● **Stated problem**
Present each line of the entries below that holds the word "icon".

___ Excerpted data

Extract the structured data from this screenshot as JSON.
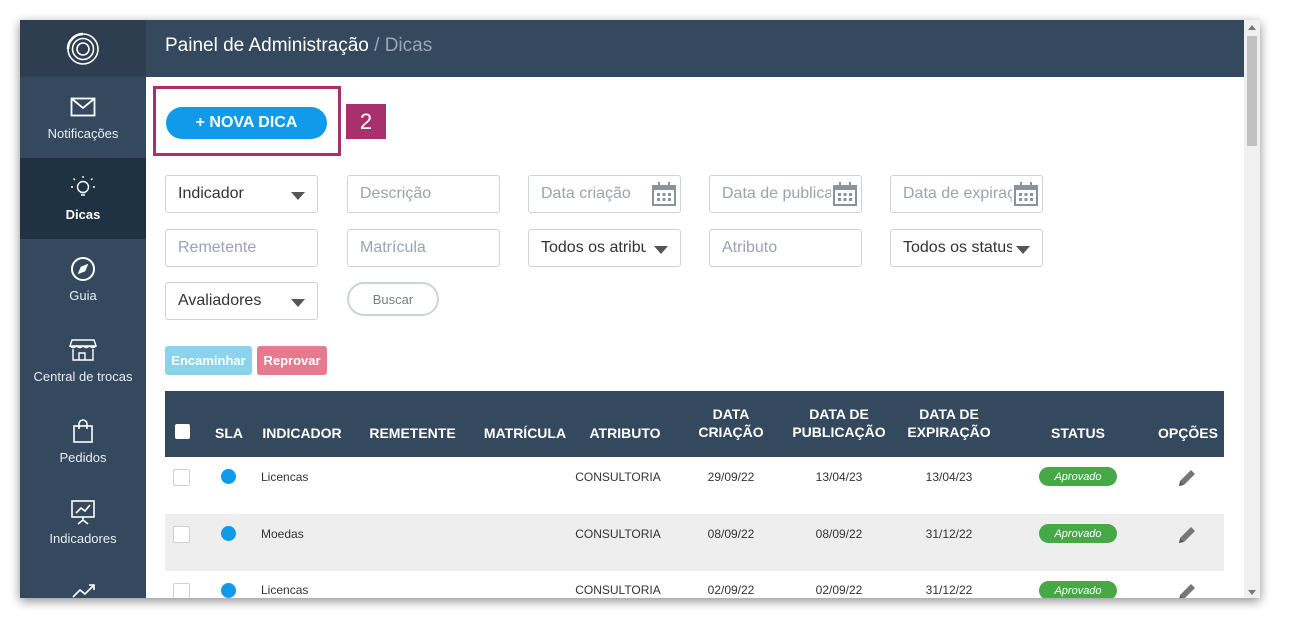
{
  "header": {
    "title": "Painel de Administração",
    "separator": " / ",
    "subtitle": "Dicas"
  },
  "sidebar": {
    "items": [
      {
        "label": "Notificações",
        "icon": "envelope-icon"
      },
      {
        "label": "Dicas",
        "icon": "lightbulb-icon",
        "active": true
      },
      {
        "label": "Guia",
        "icon": "compass-icon"
      },
      {
        "label": "Central de trocas",
        "icon": "store-icon"
      },
      {
        "label": "Pedidos",
        "icon": "shopping-bag-icon"
      },
      {
        "label": "Indicadores",
        "icon": "chart-board-icon"
      }
    ]
  },
  "toolbar": {
    "new_tip_label": "+ NOVA DICA",
    "step_number": "2"
  },
  "filters": {
    "indicator": "Indicador",
    "description_placeholder": "Descrição",
    "creation_date_placeholder": "Data criação",
    "publication_date_placeholder": "Data de publicação",
    "expiration_date_placeholder": "Data de expiração",
    "sender_placeholder": "Remetente",
    "registration_placeholder": "Matrícula",
    "attributes_select": "Todos os atributos",
    "attribute_placeholder": "Atributo",
    "status_select": "Todos os status",
    "evaluators_select": "Avaliadores",
    "search_label": "Buscar"
  },
  "actions": {
    "forward_label": "Encaminhar",
    "reject_label": "Reprovar"
  },
  "table": {
    "headers": {
      "sla": "SLA",
      "indicator": "INDICADOR",
      "sender": "REMETENTE",
      "registration": "MATRÍCULA",
      "attribute": "ATRIBUTO",
      "creation_1": "DATA",
      "creation_2": "CRIAÇÃO",
      "publication_1": "DATA DE",
      "publication_2": "PUBLICAÇÃO",
      "expiration_1": "DATA DE",
      "expiration_2": "EXPIRAÇÃO",
      "status": "STATUS",
      "options": "OPÇÕES"
    },
    "rows": [
      {
        "indicator": "Licencas",
        "sender": "",
        "registration": "",
        "attribute": "CONSULTORIA",
        "created": "29/09/22",
        "published": "13/04/23",
        "expires": "13/04/23",
        "status": "Aprovado"
      },
      {
        "indicator": "Moedas",
        "sender": "",
        "registration": "",
        "attribute": "CONSULTORIA",
        "created": "08/09/22",
        "published": "08/09/22",
        "expires": "31/12/22",
        "status": "Aprovado"
      },
      {
        "indicator": "Licencas",
        "sender": "",
        "registration": "",
        "attribute": "CONSULTORIA",
        "created": "02/09/22",
        "published": "02/09/22",
        "expires": "31/12/22",
        "status": "Aprovado"
      }
    ]
  },
  "colors": {
    "sidebar": "#34495e",
    "sidebar_active": "#1f3244",
    "primary": "#109ae9",
    "highlight": "#a8306d",
    "status_approved": "#46a847",
    "forward": "#8ad3ea",
    "reject": "#e57a8e"
  }
}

______

● **Response to this exercise**
        "icon": "envelope-icon"
        "icon": "lightbulb-icon",
        "icon": "compass-icon"
        "icon": "store-icon"
        "icon": "shopping-bag-icon"
        "icon": "chart-board-icon"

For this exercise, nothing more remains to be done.